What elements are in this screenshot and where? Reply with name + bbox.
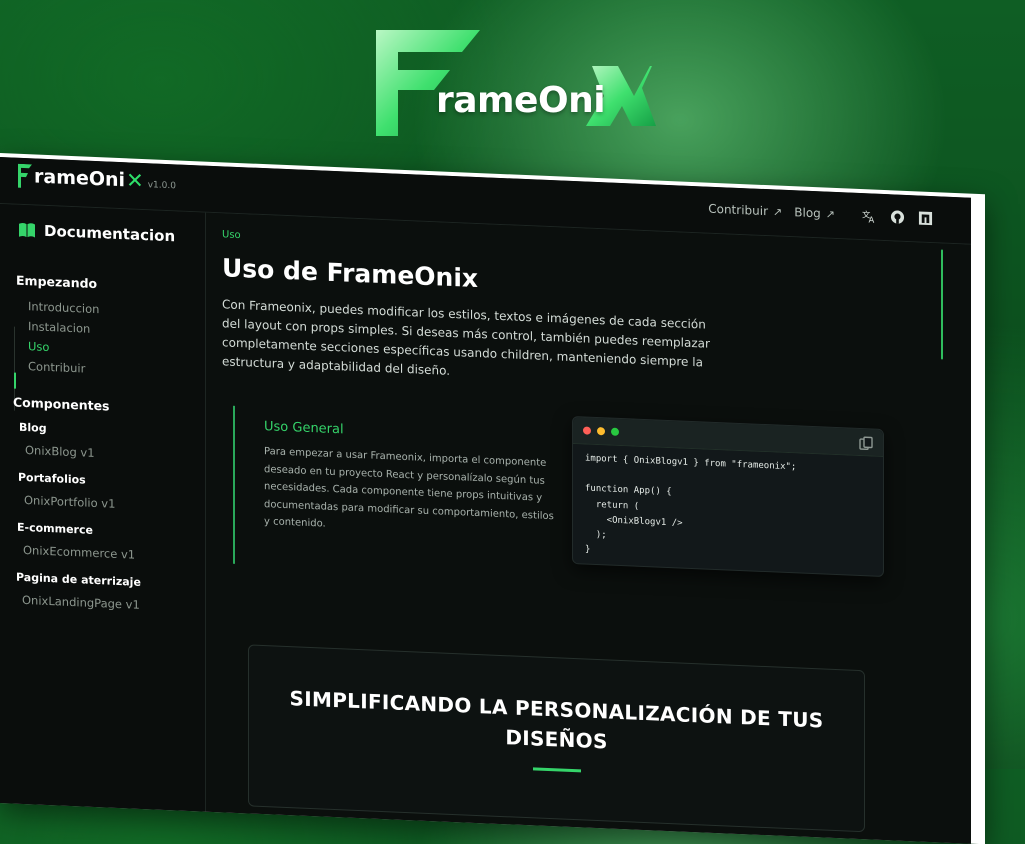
sidebar-group-blog: Blog: [19, 420, 47, 435]
nav-link-contribuir[interactable]: Contribuir ↗: [708, 202, 782, 219]
copy-icon[interactable]: [859, 435, 873, 455]
sidebar-item-onixblog[interactable]: OnixBlog v1: [25, 443, 95, 460]
book-icon: [19, 222, 35, 238]
brand[interactable]: rameOni ✕ v1.0.0: [18, 163, 176, 195]
hero-logo: rameOni: [372, 26, 657, 141]
window-maximize-dot: [611, 427, 619, 436]
sidebar-rail-active: [14, 372, 16, 389]
code-card: import { OnixBlogv1 } from "frameonix"; …: [572, 415, 884, 578]
intro-paragraph: Con Frameonix, puedes modificar los esti…: [222, 297, 710, 378]
external-link-icon: ↗: [773, 204, 783, 219]
sidebar-section-empezando: Empezando: [16, 272, 98, 292]
version-badge: v1.0.0: [147, 180, 176, 192]
github-icon[interactable]: [889, 208, 905, 225]
brand-name: rameOni: [34, 165, 126, 192]
nav-link-blog[interactable]: Blog ↗: [794, 205, 835, 221]
brand-f-icon: [18, 163, 32, 188]
sidebar-group-ecommerce: E-commerce: [17, 520, 93, 537]
usage-title: Uso General: [264, 419, 344, 438]
sidebar-item-onixportfolio[interactable]: OnixPortfolio v1: [24, 493, 115, 511]
page-title: Uso de FrameOnix: [222, 253, 479, 294]
banner-title: SIMPLIFICANDO LA PERSONALIZACIÓN DE TUS …: [289, 686, 824, 754]
hero-logo-text: rameOni: [436, 80, 606, 121]
sidebar-item-instalacion[interactable]: Instalacion: [28, 319, 90, 336]
sidebar-title: Documentacion: [18, 221, 175, 245]
code-card-header: [573, 417, 883, 458]
sidebar-group-portafolios: Portafolios: [18, 470, 86, 487]
breadcrumb[interactable]: Uso: [222, 229, 241, 241]
main-content: Uso Uso de FrameOnix Con Frameonix, pued…: [206, 212, 971, 844]
sidebar-item-introduccion[interactable]: Introduccion: [28, 299, 99, 316]
sidebar-item-onixecommerce[interactable]: OnixEcommerce v1: [23, 543, 135, 562]
docs-page: rameOni ✕ v1.0.0 Contribuir ↗ Blog ↗ 文A: [0, 157, 971, 844]
brand-x-icon: ✕: [126, 168, 144, 194]
scrollbar[interactable]: [941, 249, 943, 360]
sidebar-group-landing: Pagina de aterrizaje: [16, 570, 141, 589]
usage-accent-bar: [233, 405, 235, 564]
sidebar: Documentacion Empezando Introduccion Ins…: [0, 204, 206, 812]
sidebar-section-componentes: Componentes: [13, 394, 110, 414]
sidebar-item-uso[interactable]: Uso: [28, 339, 49, 354]
svg-text:A: A: [868, 214, 874, 223]
code-snippet[interactable]: import { OnixBlogv1 } from "frameonix"; …: [585, 452, 796, 567]
sidebar-item-contribuir[interactable]: Contribuir: [28, 359, 85, 375]
external-link-icon: ↗: [825, 207, 835, 221]
window-close-dot: [583, 426, 591, 435]
feature-banner: SIMPLIFICANDO LA PERSONALIZACIÓN DE TUS …: [248, 644, 865, 833]
screenshot-frame: rameOni ✕ v1.0.0 Contribuir ↗ Blog ↗ 文A: [0, 153, 985, 844]
banner-accent-line: [532, 767, 581, 773]
npm-icon[interactable]: [917, 209, 933, 226]
usage-text: Para empezar a usar Frameonix, importa e…: [264, 446, 554, 530]
window-minimize-dot: [597, 427, 605, 436]
sidebar-item-onixlandingpage[interactable]: OnixLandingPage v1: [22, 593, 140, 612]
translate-icon[interactable]: 文A: [861, 207, 877, 224]
top-nav: Contribuir ↗ Blog ↗ 文A: [708, 201, 933, 226]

____

-- STATED TASK --
Please extract every line of the entries above and reproduce each one exactly, omitting the pictures from your answer.

-- TASK SOLUTION --
What elements are in this screenshot and where? Reply with name + bbox.
sidebar-group-blog: Blog: [19, 420, 47, 435]
nav-link-contribuir[interactable]: Contribuir ↗: [708, 202, 782, 219]
copy-icon[interactable]: [859, 435, 873, 455]
sidebar-item-onixblog[interactable]: OnixBlog v1: [25, 443, 95, 460]
book-icon: [19, 222, 35, 238]
brand[interactable]: rameOni ✕ v1.0.0: [18, 163, 176, 195]
hero-logo: rameOni: [372, 26, 657, 141]
window-maximize-dot: [611, 427, 619, 436]
sidebar-rail-active: [14, 372, 16, 389]
code-card: import { OnixBlogv1 } from "frameonix"; …: [572, 415, 884, 578]
intro-paragraph: Con Frameonix, puedes modificar los esti…: [222, 297, 710, 378]
external-link-icon: ↗: [773, 204, 783, 219]
sidebar-section-empezando: Empezando: [16, 272, 98, 292]
version-badge: v1.0.0: [147, 180, 176, 192]
github-icon[interactable]: [889, 208, 905, 225]
brand-name: rameOni: [34, 165, 126, 192]
nav-link-blog[interactable]: Blog ↗: [794, 205, 835, 221]
brand-f-icon: [18, 163, 32, 188]
sidebar-group-ecommerce: E-commerce: [17, 520, 93, 537]
usage-title: Uso General: [264, 419, 344, 438]
sidebar-item-onixportfolio[interactable]: OnixPortfolio v1: [24, 493, 115, 511]
page-title: Uso de FrameOnix: [222, 253, 479, 294]
banner-title: SIMPLIFICANDO LA PERSONALIZACIÓN DE TUS …: [289, 686, 824, 754]
hero-logo-text: rameOni: [436, 80, 606, 121]
sidebar-item-instalacion[interactable]: Instalacion: [28, 319, 90, 336]
sidebar-title: Documentacion: [18, 221, 175, 245]
code-card-header: [573, 417, 883, 458]
sidebar-group-portafolios: Portafolios: [18, 470, 86, 487]
breadcrumb[interactable]: Uso: [222, 229, 241, 241]
main-content: Uso Uso de FrameOnix Con Frameonix, pued…: [206, 212, 971, 844]
sidebar-item-introduccion[interactable]: Introduccion: [28, 299, 99, 316]
sidebar-item-onixecommerce[interactable]: OnixEcommerce v1: [23, 543, 135, 562]
docs-page: rameOni ✕ v1.0.0 Contribuir ↗ Blog ↗ 文A: [0, 157, 971, 844]
brand-x-icon: ✕: [126, 168, 144, 194]
scrollbar[interactable]: [941, 249, 943, 360]
sidebar-group-landing: Pagina de aterrizaje: [16, 570, 141, 589]
usage-accent-bar: [233, 405, 235, 564]
sidebar: Documentacion Empezando Introduccion Ins…: [0, 204, 206, 812]
sidebar-section-componentes: Componentes: [13, 394, 110, 414]
sidebar-item-uso[interactable]: Uso: [28, 339, 49, 354]
svg-text:A: A: [868, 214, 874, 223]
code-snippet[interactable]: import { OnixBlogv1 } from "frameonix"; …: [585, 452, 796, 567]
sidebar-item-contribuir[interactable]: Contribuir: [28, 359, 85, 375]
external-link-icon: ↗: [825, 207, 835, 221]
window-close-dot: [583, 426, 591, 435]
feature-banner: SIMPLIFICANDO LA PERSONALIZACIÓN DE TUS …: [248, 644, 865, 833]
screenshot-frame: rameOni ✕ v1.0.0 Contribuir ↗ Blog ↗ 文A: [0, 153, 985, 844]
banner-accent-line: [532, 767, 581, 773]
npm-icon[interactable]: [917, 209, 933, 226]
usage-text: Para empezar a usar Frameonix, importa e…: [264, 446, 554, 530]
window-minimize-dot: [597, 427, 605, 436]
sidebar-item-onixlandingpage[interactable]: OnixLandingPage v1: [22, 593, 140, 612]
translate-icon[interactable]: 文A: [861, 207, 877, 224]
top-nav: Contribuir ↗ Blog ↗ 文A: [708, 201, 933, 226]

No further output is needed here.